ENTRIES SHOWN –
┌──

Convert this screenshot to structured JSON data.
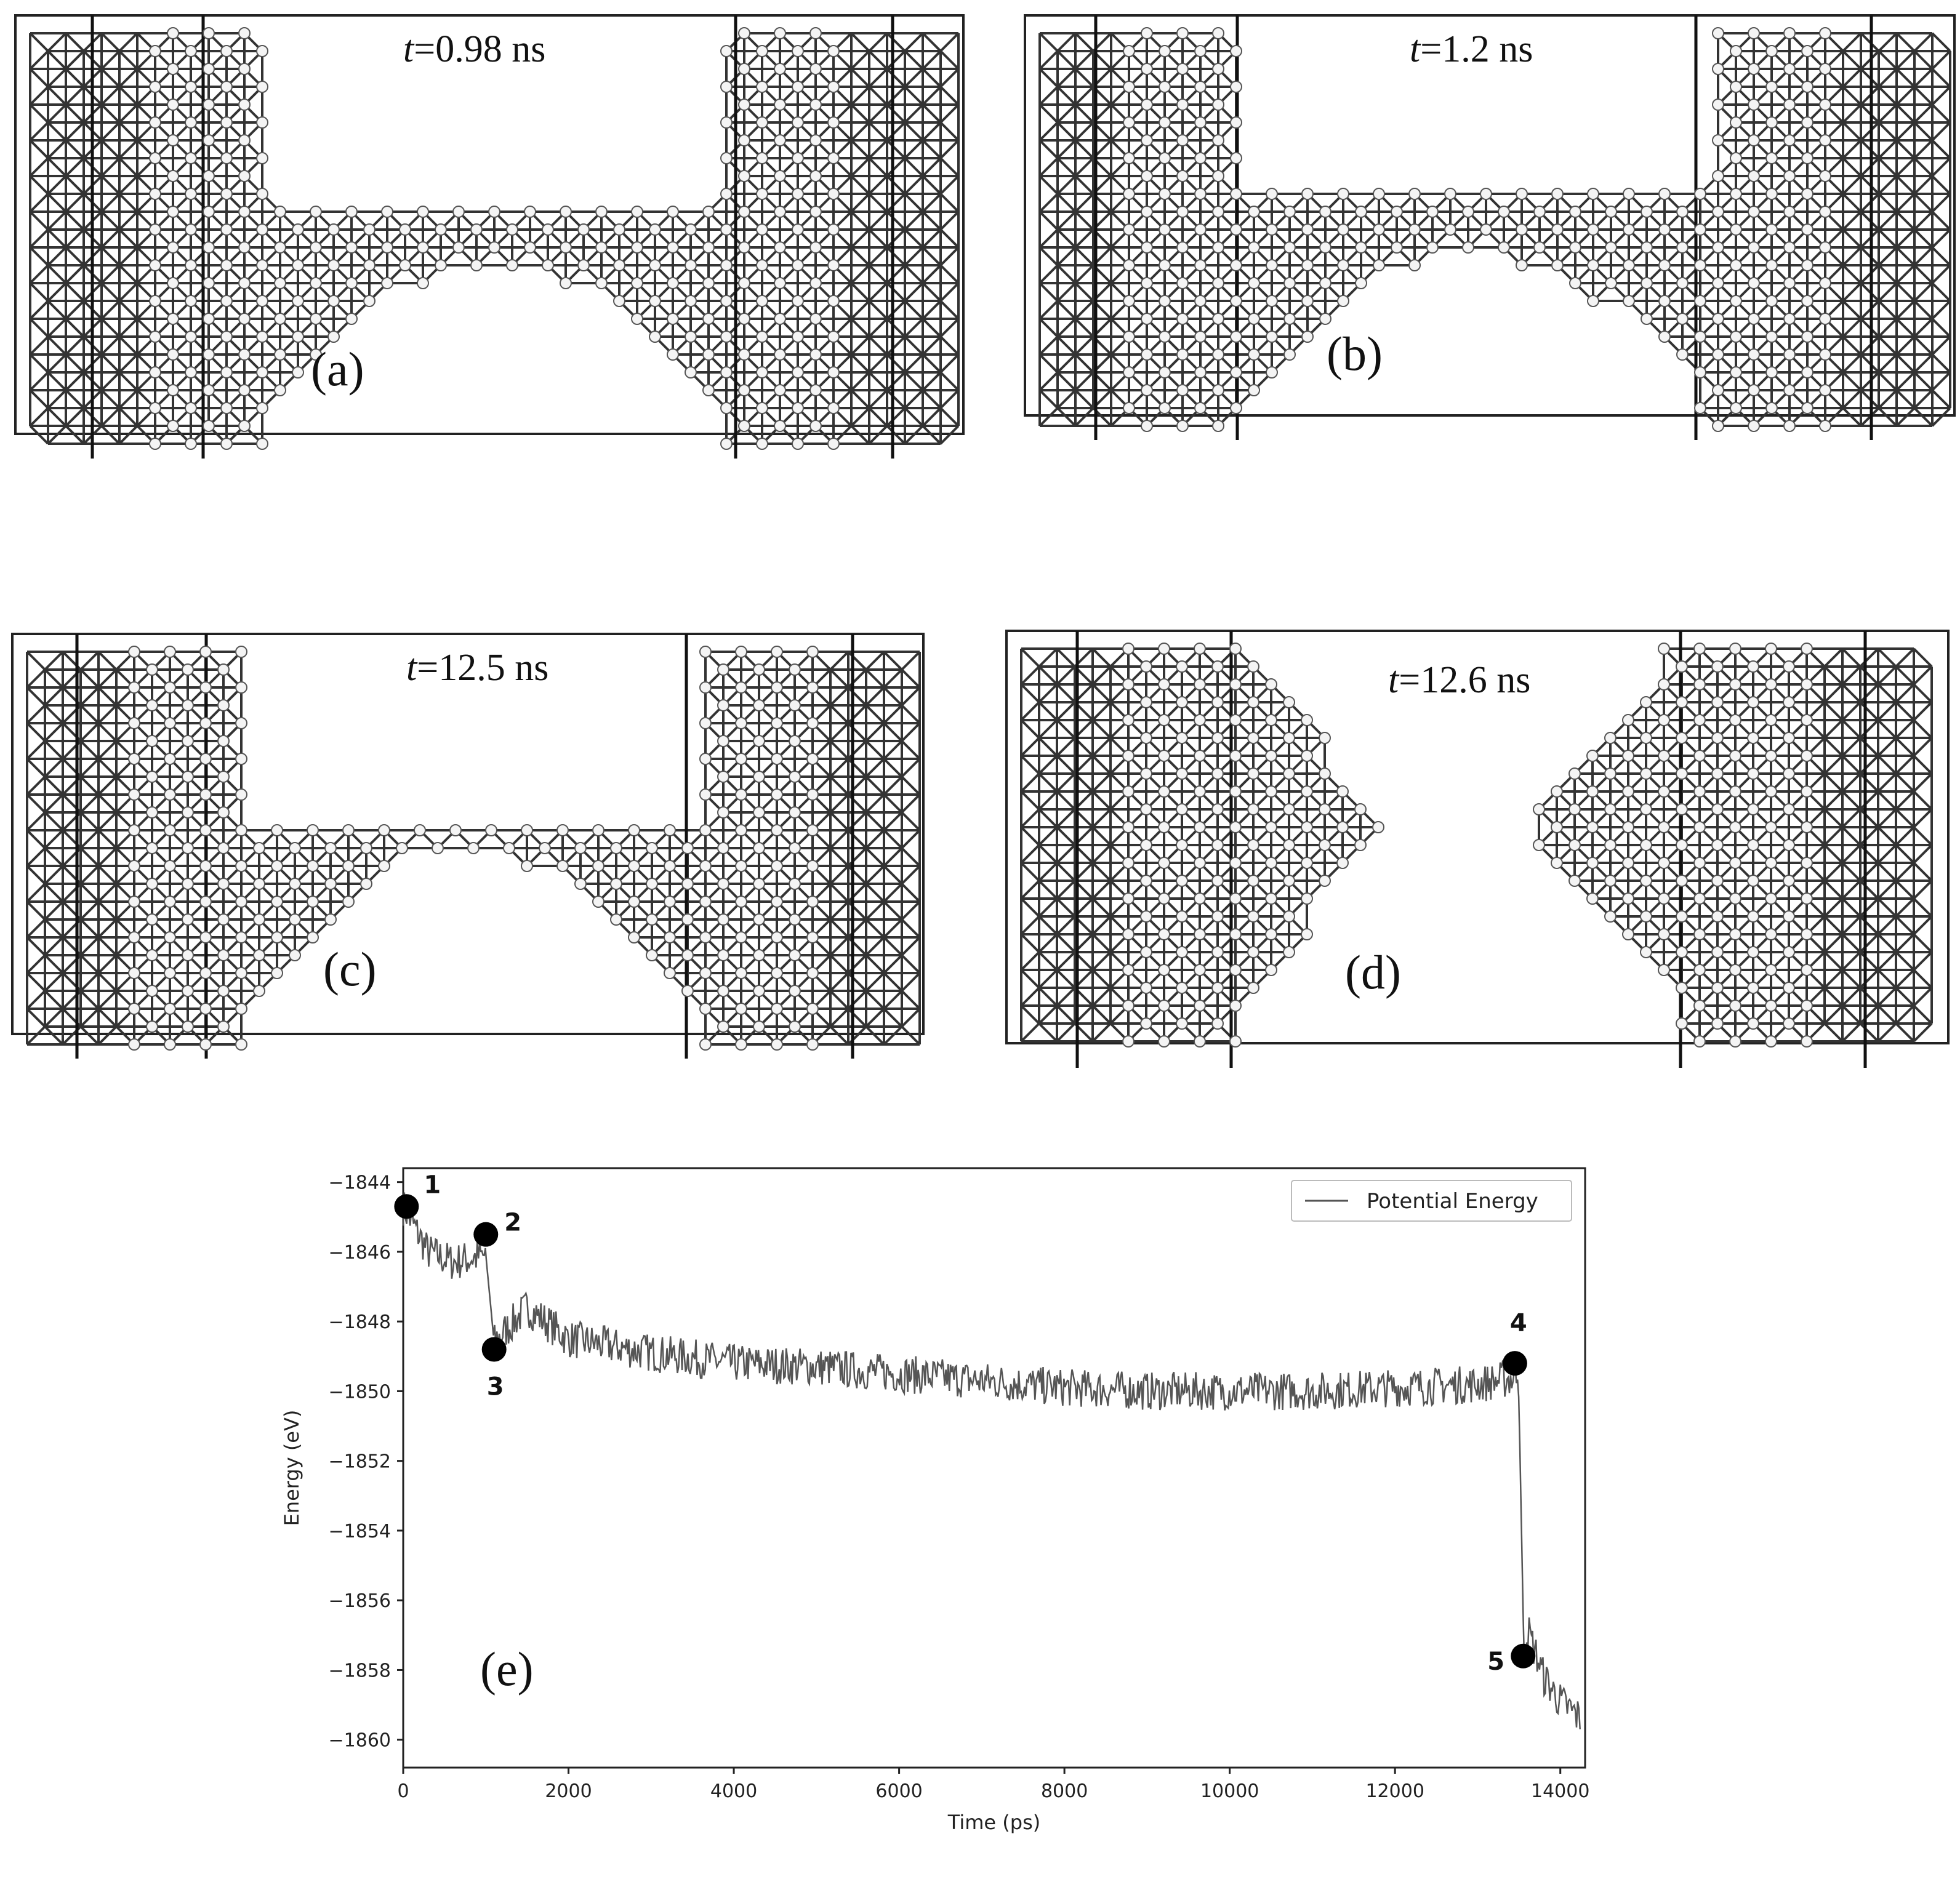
{
  "panels": [
    {
      "id": "a",
      "time_italic": "t",
      "time_rest": "=0.98 ns",
      "label": "(a)"
    },
    {
      "id": "b",
      "time_italic": "t",
      "time_rest": "=1.2 ns",
      "label": "(b)"
    },
    {
      "id": "c",
      "time_italic": "t",
      "time_rest": "=12.5 ns",
      "label": "(c)"
    },
    {
      "id": "d",
      "time_italic": "t",
      "time_rest": "=12.6 ns",
      "label": "(d)"
    }
  ],
  "chart_data": {
    "type": "line",
    "panel_label": "(e)",
    "xlabel": "Time (ps)",
    "ylabel": "Energy (eV)",
    "xlim": [
      0,
      14300
    ],
    "ylim": [
      -1860.8,
      -1843.6
    ],
    "xticks": [
      0,
      2000,
      4000,
      6000,
      8000,
      10000,
      12000,
      14000
    ],
    "yticks": [
      -1844,
      -1846,
      -1848,
      -1850,
      -1852,
      -1854,
      -1856,
      -1858,
      -1860
    ],
    "legend": {
      "position": "top-right",
      "entries": [
        "Potential Energy"
      ]
    },
    "grid": false,
    "series": [
      {
        "name": "Potential Energy",
        "color": "#555555",
        "x": [
          0,
          300,
          600,
          1000,
          1100,
          1500,
          2000,
          3000,
          4000,
          5000,
          6000,
          7000,
          8000,
          9000,
          10000,
          11000,
          12000,
          13000,
          13480,
          13500,
          13560,
          13600,
          13800,
          14000,
          14250
        ],
        "y": [
          -1844.7,
          -1846.0,
          -1846.3,
          -1846.1,
          -1848.6,
          -1847.6,
          -1848.5,
          -1848.9,
          -1849.2,
          -1849.3,
          -1849.5,
          -1849.7,
          -1849.9,
          -1850.0,
          -1850.0,
          -1850.0,
          -1849.9,
          -1849.8,
          -1849.6,
          -1850.3,
          -1857.6,
          -1856.8,
          -1858.2,
          -1858.9,
          -1859.4
        ]
      }
    ],
    "markers": [
      {
        "label": "1",
        "x": 40,
        "y": -1844.7
      },
      {
        "label": "2",
        "x": 1000,
        "y": -1845.5
      },
      {
        "label": "3",
        "x": 1100,
        "y": -1848.8
      },
      {
        "label": "4",
        "x": 13450,
        "y": -1849.2
      },
      {
        "label": "5",
        "x": 13550,
        "y": -1857.6
      }
    ]
  }
}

└──

WHAT THIS TASK INVOLVES – Word for word, quote the lines above. Omit the pictures.

RESULT OF THIS EXERCISE –
Convert this screenshot to structured JSON data.
{
  "panels": [
    {
      "id": "a",
      "time_italic": "t",
      "time_rest": "=0.98 ns",
      "label": "(a)"
    },
    {
      "id": "b",
      "time_italic": "t",
      "time_rest": "=1.2 ns",
      "label": "(b)"
    },
    {
      "id": "c",
      "time_italic": "t",
      "time_rest": "=12.5 ns",
      "label": "(c)"
    },
    {
      "id": "d",
      "time_italic": "t",
      "time_rest": "=12.6 ns",
      "label": "(d)"
    }
  ],
  "chart_data": {
    "type": "line",
    "panel_label": "(e)",
    "xlabel": "Time (ps)",
    "ylabel": "Energy (eV)",
    "xlim": [
      0,
      14300
    ],
    "ylim": [
      -1860.8,
      -1843.6
    ],
    "xticks": [
      0,
      2000,
      4000,
      6000,
      8000,
      10000,
      12000,
      14000
    ],
    "yticks": [
      -1844,
      -1846,
      -1848,
      -1850,
      -1852,
      -1854,
      -1856,
      -1858,
      -1860
    ],
    "legend": {
      "position": "top-right",
      "entries": [
        "Potential Energy"
      ]
    },
    "grid": false,
    "series": [
      {
        "name": "Potential Energy",
        "color": "#555555",
        "x": [
          0,
          300,
          600,
          1000,
          1100,
          1500,
          2000,
          3000,
          4000,
          5000,
          6000,
          7000,
          8000,
          9000,
          10000,
          11000,
          12000,
          13000,
          13480,
          13500,
          13560,
          13600,
          13800,
          14000,
          14250
        ],
        "y": [
          -1844.7,
          -1846.0,
          -1846.3,
          -1846.1,
          -1848.6,
          -1847.6,
          -1848.5,
          -1848.9,
          -1849.2,
          -1849.3,
          -1849.5,
          -1849.7,
          -1849.9,
          -1850.0,
          -1850.0,
          -1850.0,
          -1849.9,
          -1849.8,
          -1849.6,
          -1850.3,
          -1857.6,
          -1856.8,
          -1858.2,
          -1858.9,
          -1859.4
        ]
      }
    ],
    "markers": [
      {
        "label": "1",
        "x": 40,
        "y": -1844.7
      },
      {
        "label": "2",
        "x": 1000,
        "y": -1845.5
      },
      {
        "label": "3",
        "x": 1100,
        "y": -1848.8
      },
      {
        "label": "4",
        "x": 13450,
        "y": -1849.2
      },
      {
        "label": "5",
        "x": 13550,
        "y": -1857.6
      }
    ]
  }
}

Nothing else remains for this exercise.